### Information given

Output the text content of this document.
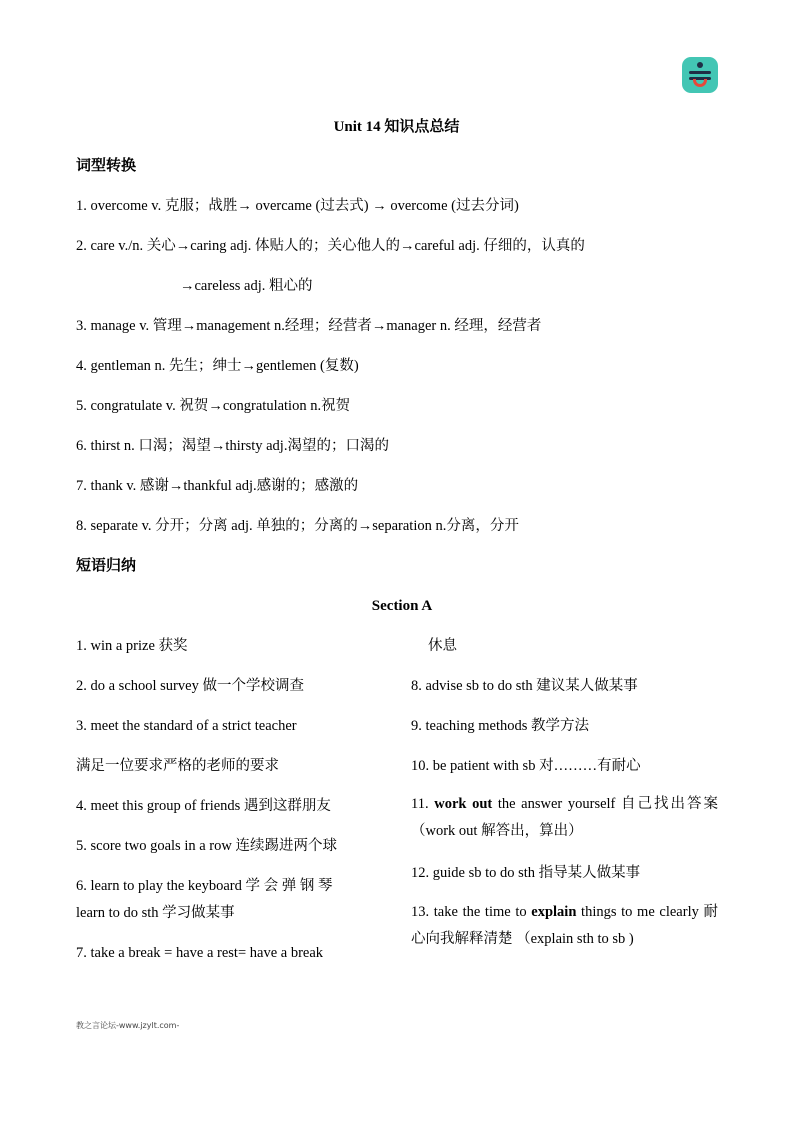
Unit 14 知识点总结
词型转换
1. overcome v. 克服；战胜→ overcame (过去式) → overcome (过去分词)
2. care v./n. 关心→caring adj. 体贴人的；关心他人的→careful adj. 仔细的，认真的
→careless adj. 粗心的
3. manage v. 管理→management n.经理；经营者→manager n. 经理，经营者
4. gentleman n. 先生；绅士→gentlemen (复数)
5. congratulate v. 祝贺→congratulation n.祝贺
6. thirst n. 口渴；渴望→thirsty adj.渴望的；口渴的
7. thank v. 感谢→thankful adj.感谢的；感激的
8. separate v. 分开；分离 adj. 单独的；分离的→separation n.分离，分开
短语归纳
Section A
1. win a prize 获奖
2. do a school survey 做一个学校调查
3. meet the standard of a strict teacher
满足一位要求严格的老师的要求
4. meet this group of friends 遇到这群朋友
5. score two goals in a row 连续踢进两个球
6. learn to play the keyboard 学 会 弹 钢 琴
learn to do sth 学习做某事
7. take a break = have a rest= have a break
休息
8. advise sb to do sth 建议某人做某事
9. teaching methods 教学方法
10. be patient with sb 对………有耐心
11. work out the answer yourself 自己找出答案 （work out 解答出，算出）
12. guide sb to do sth 指导某人做某事
13. take the time to explain things to me clearly 耐心向我解释清楚 （explain sth to sb )
教之言论坛-www.jzylt.com-
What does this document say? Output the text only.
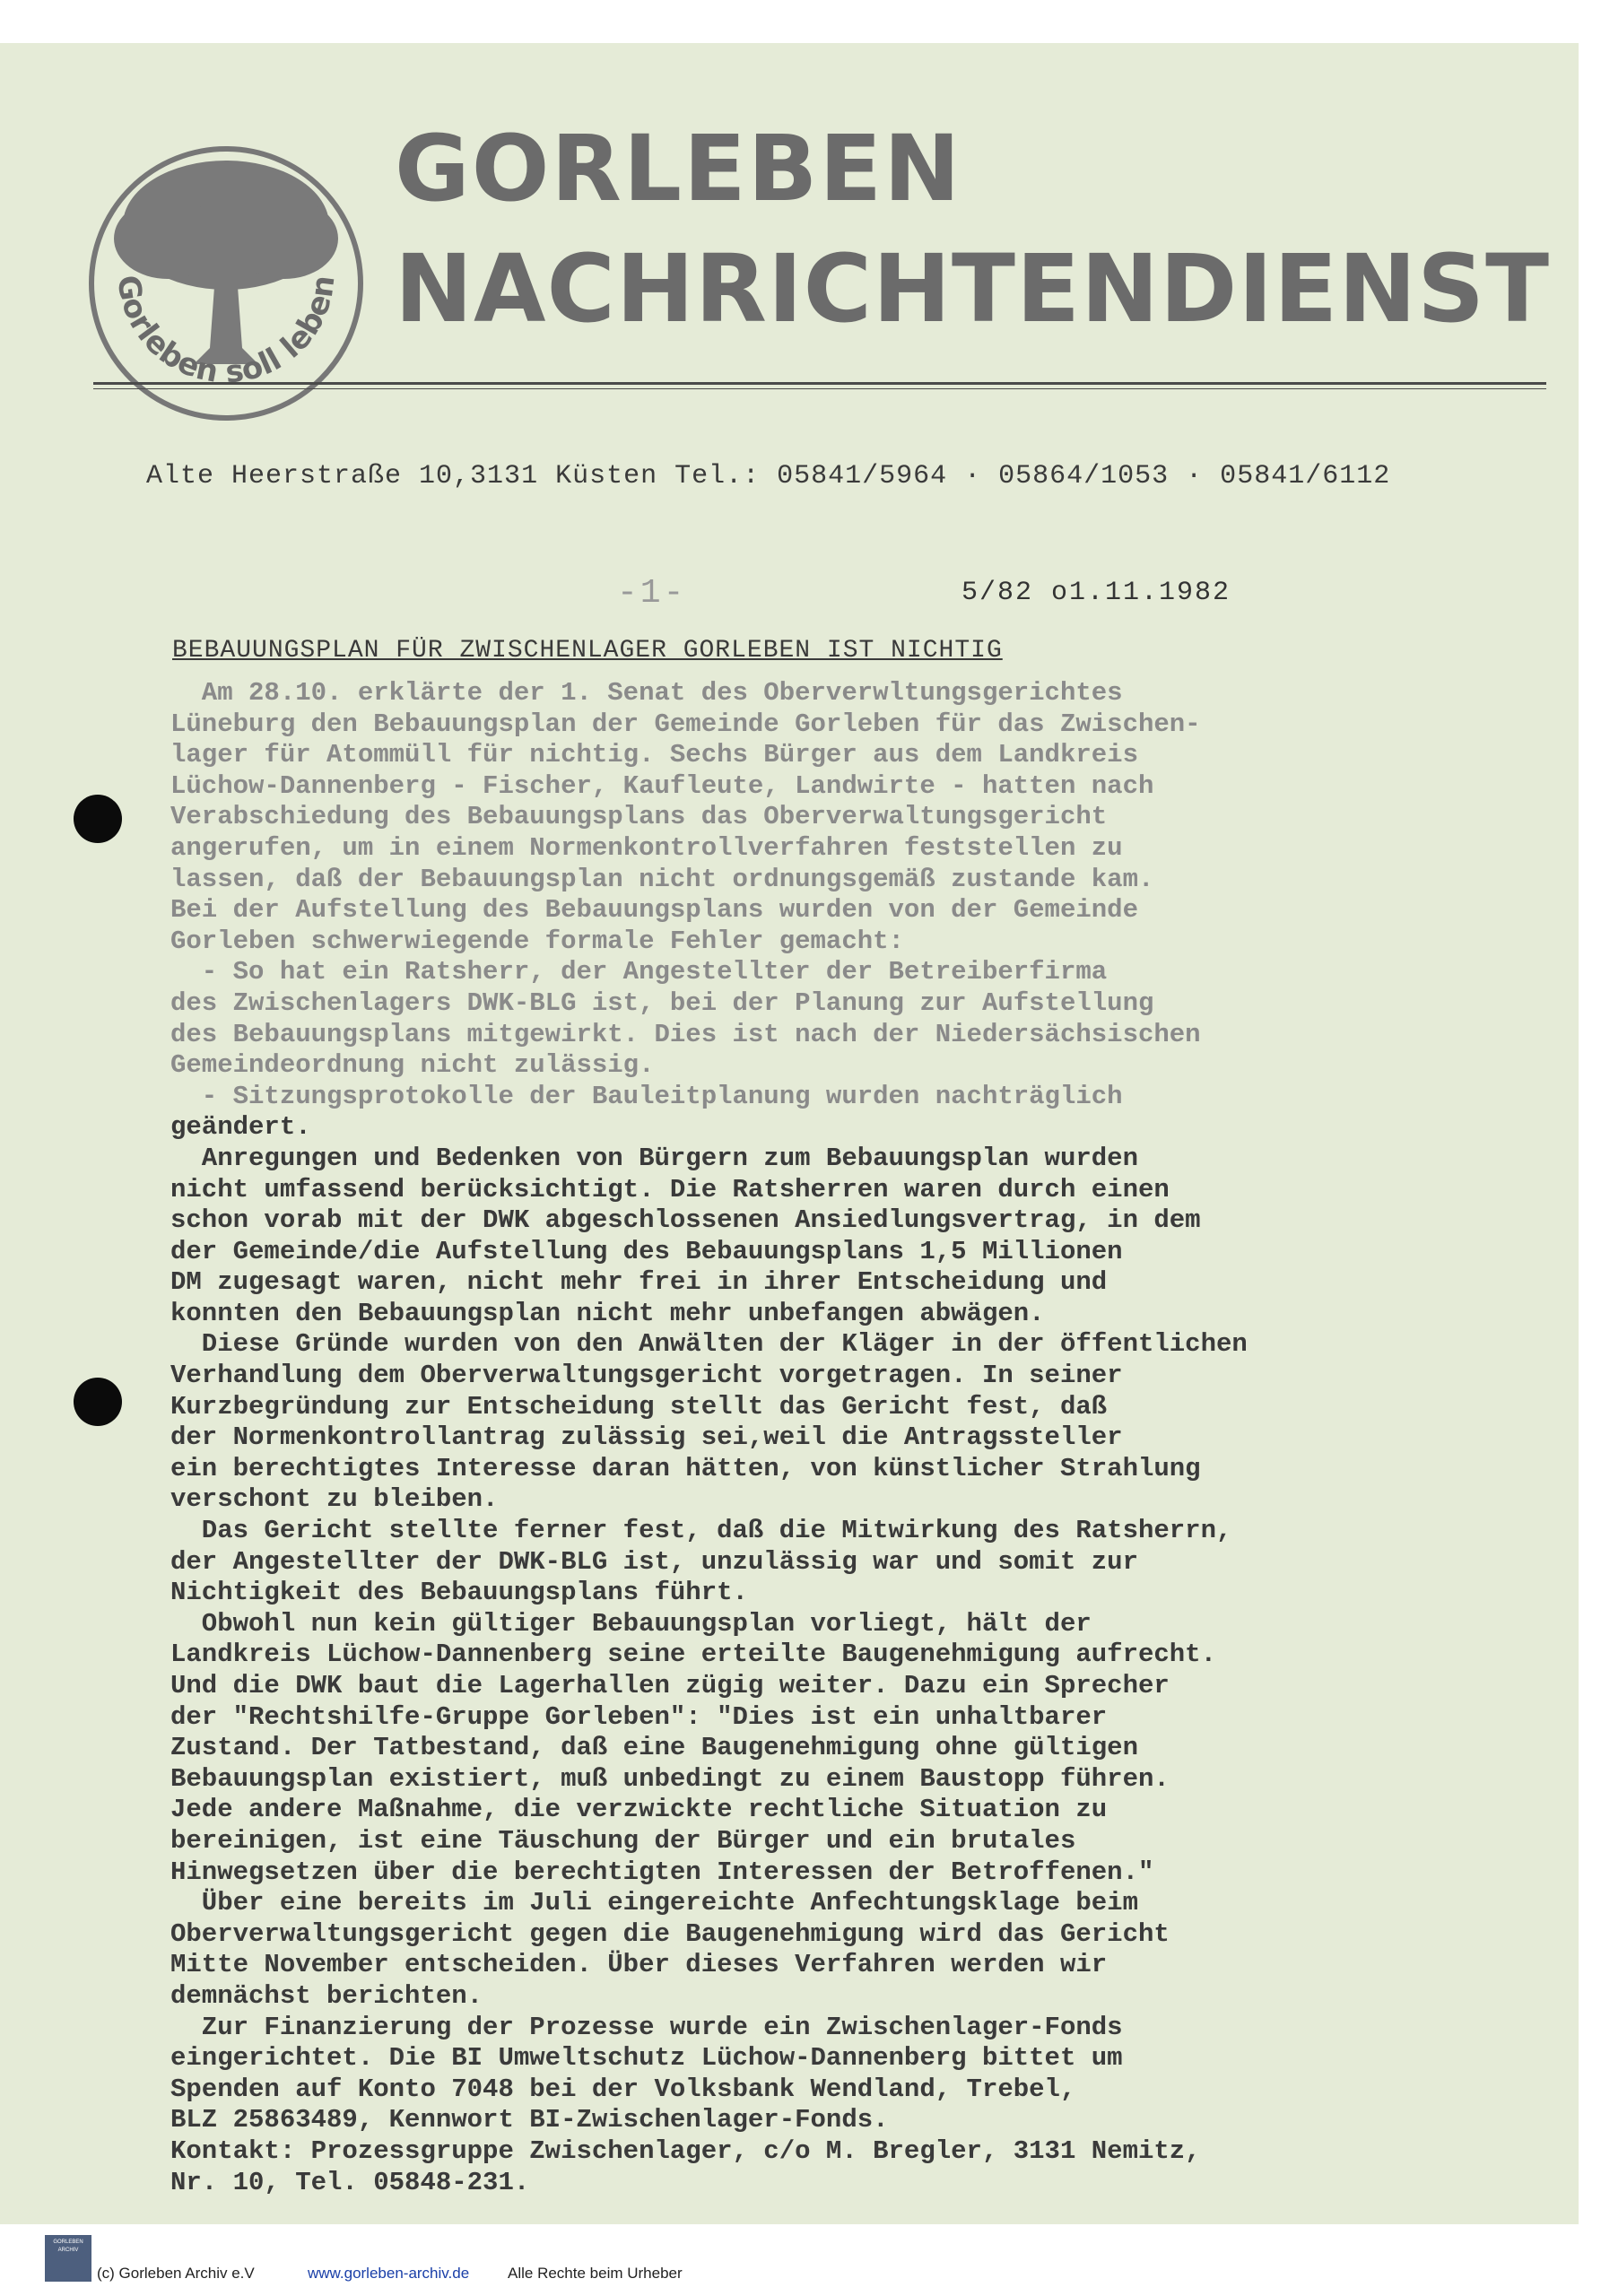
Gorleben soll leben
GORLEBEN
NACHRICHTENDIENST
Alte Heerstraße 10,3131 Küsten Tel.: 05841/5964 · 05864/1053 · 05841/6112
-1-	5/82 o1.11.1982
BEBAUUNGSPLAN FÜR ZWISCHENLAGER GORLEBEN IST NICHTIG
Am 28.10. erklärte der 1. Senat des Oberverwltungsgerichtes
Lüneburg den Bebauungsplan der Gemeinde Gorleben für das Zwischen-
lager für Atommüll für nichtig. Sechs Bürger aus dem Landkreis
Lüchow-Dannenberg - Fischer, Kaufleute, Landwirte - hatten nach
Verabschiedung des Bebauungsplans das Oberverwaltungsgericht
angerufen, um in einem Normenkontrollverfahren feststellen zu
lassen, daß der Bebauungsplan nicht ordnungsgemäß zustande kam.
Bei der Aufstellung des Bebauungsplans wurden von der Gemeinde
Gorleben schwerwiegende formale Fehler gemacht:
- So hat ein Ratsherr, der Angestellter der Betreiberfirma
des Zwischenlagers DWK-BLG ist, bei der Planung zur Aufstellung
des Bebauungsplans mitgewirkt. Dies ist nach der Niedersächsischen
Gemeindeordnung nicht zulässig.
- Sitzungsprotokolle der Bauleitplanung wurden nachträglich
geändert.
Anregungen und Bedenken von Bürgern zum Bebauungsplan wurden
nicht umfassend berücksichtigt. Die Ratsherren waren durch einen
schon vorab mit der DWK abgeschlossenen Ansiedlungsvertrag, in dem
der Gemeinde/die Aufstellung des Bebauungsplans 1,5 Millionen
DM zugesagt waren, nicht mehr frei in ihrer Entscheidung und
konnten den Bebauungsplan nicht mehr unbefangen abwägen.
Diese Gründe wurden von den Anwälten der Kläger in der öffentlichen
Verhandlung dem Oberverwaltungsgericht vorgetragen. In seiner
Kurzbegründung zur Entscheidung stellt das Gericht fest, daß
der Normenkontrollantrag zulässig sei,weil die Antragssteller
ein berechtigtes Interesse daran hätten, von künstlicher Strahlung
verschont zu bleiben.
Das Gericht stellte ferner fest, daß die Mitwirkung des Ratsherrn,
der Angestellter der DWK-BLG ist, unzulässig war und somit zur
Nichtigkeit des Bebauungsplans führt.
Obwohl nun kein gültiger Bebauungsplan vorliegt, hält der
Landkreis Lüchow-Dannenberg seine erteilte Baugenehmigung aufrecht.
Und die DWK baut die Lagerhallen zügig weiter. Dazu ein Sprecher
der "Rechtshilfe-Gruppe Gorleben": "Dies ist ein unhaltbarer
Zustand. Der Tatbestand, daß eine Baugenehmigung ohne gültigen
Bebauungsplan existiert, muß unbedingt zu einem Baustopp führen.
Jede andere Maßnahme, die verzwickte rechtliche Situation zu
bereinigen, ist eine Täuschung der Bürger und ein brutales
Hinwegsetzen über die berechtigten Interessen der Betroffenen."
Über eine bereits im Juli eingereichte Anfechtungsklage beim
Oberverwaltungsgericht gegen die Baugenehmigung wird das Gericht
Mitte November entscheiden. Über dieses Verfahren werden wir
demnächst berichten.
Zur Finanzierung der Prozesse wurde ein Zwischenlager-Fonds
eingerichtet. Die BI Umweltschutz Lüchow-Dannenberg bittet um
Spenden auf Konto 7048 bei der Volksbank Wendland, Trebel,
BLZ 25863489, Kennwort BI-Zwischenlager-Fonds.
Kontakt: Prozessgruppe Zwischenlager, c/o M. Bregler, 3131 Nemitz,
Nr. 10, Tel. 05848-231.
GORLEBEN ARCHIV
(c) Gorleben Archiv e.V	www.gorleben-archiv.de	Alle Rechte beim Urheber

######

**Exercise**
Go through the listing above and quote it exactly, apart from its images.

**Finished answer**
Output the text content of this document.
Unit 14 知识点总结
词型转换
1. overcome v. 克服；战胜→ overcame (过去式) → overcome (过去分词)
2. care v./n. 关心→caring adj. 体贴人的；关心他人的→careful adj. 仔细的，认真的
→careless adj. 粗心的
3. manage v. 管理→management n.经理；经营者→manager n. 经理，经营者
4. gentleman n. 先生；绅士→gentlemen (复数)
5. congratulate v. 祝贺→congratulation n.祝贺
6. thirst n. 口渴；渴望→thirsty adj.渴望的；口渴的
7. thank v. 感谢→thankful adj.感谢的；感激的
8. separate v. 分开；分离 adj. 单独的；分离的→separation n.分离，分开
短语归纳
Section A
1. win a prize 获奖
2. do a school survey 做一个学校调查
3. meet the standard of a strict teacher
满足一位要求严格的老师的要求
4. meet this group of friends 遇到这群朋友
5. score two goals in a row 连续踢进两个球
6. learn to play the keyboard 学 会 弹 钢 琴
learn to do sth 学习做某事
7. take a break = have a rest= have a break
休息
8. advise sb to do sth 建议某人做某事
9. teaching methods 教学方法
10. be patient with sb 对………有耐心
11. work out the answer yourself 自己找出答案 （work out 解答出，算出）
12. guide sb to do sth 指导某人做某事
13. take the time to explain things to me clearly 耐心向我解释清楚 （explain sth to sb )
教之言论坛-www.jzylt.com-
What does this document say? Output the text only.
Gorleben soll leben
GORLEBEN
NACHRICHTENDIENST
Alte Heerstraße 10,3131 Küsten Tel.: 05841/5964 · 05864/1053 · 05841/6112
-1-	5/82 o1.11.1982
BEBAUUNGSPLAN FÜR ZWISCHENLAGER GORLEBEN IST NICHTIG
Am 28.10. erklärte der 1. Senat des Oberverwltungsgerichtes
Lüneburg den Bebauungsplan der Gemeinde Gorleben für das Zwischen-
lager für Atommüll für nichtig. Sechs Bürger aus dem Landkreis
Lüchow-Dannenberg - Fischer, Kaufleute, Landwirte - hatten nach
Verabschiedung des Bebauungsplans das Oberverwaltungsgericht
angerufen, um in einem Normenkontrollverfahren feststellen zu
lassen, daß der Bebauungsplan nicht ordnungsgemäß zustande kam.
Bei der Aufstellung des Bebauungsplans wurden von der Gemeinde
Gorleben schwerwiegende formale Fehler gemacht:
- So hat ein Ratsherr, der Angestellter der Betreiberfirma
des Zwischenlagers DWK-BLG ist, bei der Planung zur Aufstellung
des Bebauungsplans mitgewirkt. Dies ist nach der Niedersächsischen
Gemeindeordnung nicht zulässig.
- Sitzungsprotokolle der Bauleitplanung wurden nachträglich
geändert.
Anregungen und Bedenken von Bürgern zum Bebauungsplan wurden
nicht umfassend berücksichtigt. Die Ratsherren waren durch einen
schon vorab mit der DWK abgeschlossenen Ansiedlungsvertrag, in dem
der Gemeinde/die Aufstellung des Bebauungsplans 1,5 Millionen
DM zugesagt waren, nicht mehr frei in ihrer Entscheidung und
konnten den Bebauungsplan nicht mehr unbefangen abwägen.
Diese Gründe wurden von den Anwälten der Kläger in der öffentlichen
Verhandlung dem Oberverwaltungsgericht vorgetragen. In seiner
Kurzbegründung zur Entscheidung stellt das Gericht fest, daß
der Normenkontrollantrag zulässig sei,weil die Antragssteller
ein berechtigtes Interesse daran hätten, von künstlicher Strahlung
verschont zu bleiben.
Das Gericht stellte ferner fest, daß die Mitwirkung des Ratsherrn,
der Angestellter der DWK-BLG ist, unzulässig war und somit zur
Nichtigkeit des Bebauungsplans führt.
Obwohl nun kein gültiger Bebauungsplan vorliegt, hält der
Landkreis Lüchow-Dannenberg seine erteilte Baugenehmigung aufrecht.
Und die DWK baut die Lagerhallen zügig weiter. Dazu ein Sprecher
der "Rechtshilfe-Gruppe Gorleben": "Dies ist ein unhaltbarer
Zustand. Der Tatbestand, daß eine Baugenehmigung ohne gültigen
Bebauungsplan existiert, muß unbedingt zu einem Baustopp führen.
Jede andere Maßnahme, die verzwickte rechtliche Situation zu
bereinigen, ist eine Täuschung der Bürger und ein brutales
Hinwegsetzen über die berechtigten Interessen der Betroffenen."
Über eine bereits im Juli eingereichte Anfechtungsklage beim
Oberverwaltungsgericht gegen die Baugenehmigung wird das Gericht
Mitte November entscheiden. Über dieses Verfahren werden wir
demnächst berichten.
Zur Finanzierung der Prozesse wurde ein Zwischenlager-Fonds
eingerichtet. Die BI Umweltschutz Lüchow-Dannenberg bittet um
Spenden auf Konto 7048 bei der Volksbank Wendland, Trebel,
BLZ 25863489, Kennwort BI-Zwischenlager-Fonds.
Kontakt: Prozessgruppe Zwischenlager, c/o M. Bregler, 3131 Nemitz,
Nr. 10, Tel. 05848-231.
GORLEBEN ARCHIV
(c) Gorleben Archiv e.V	www.gorleben-archiv.de	Alle Rechte beim Urheber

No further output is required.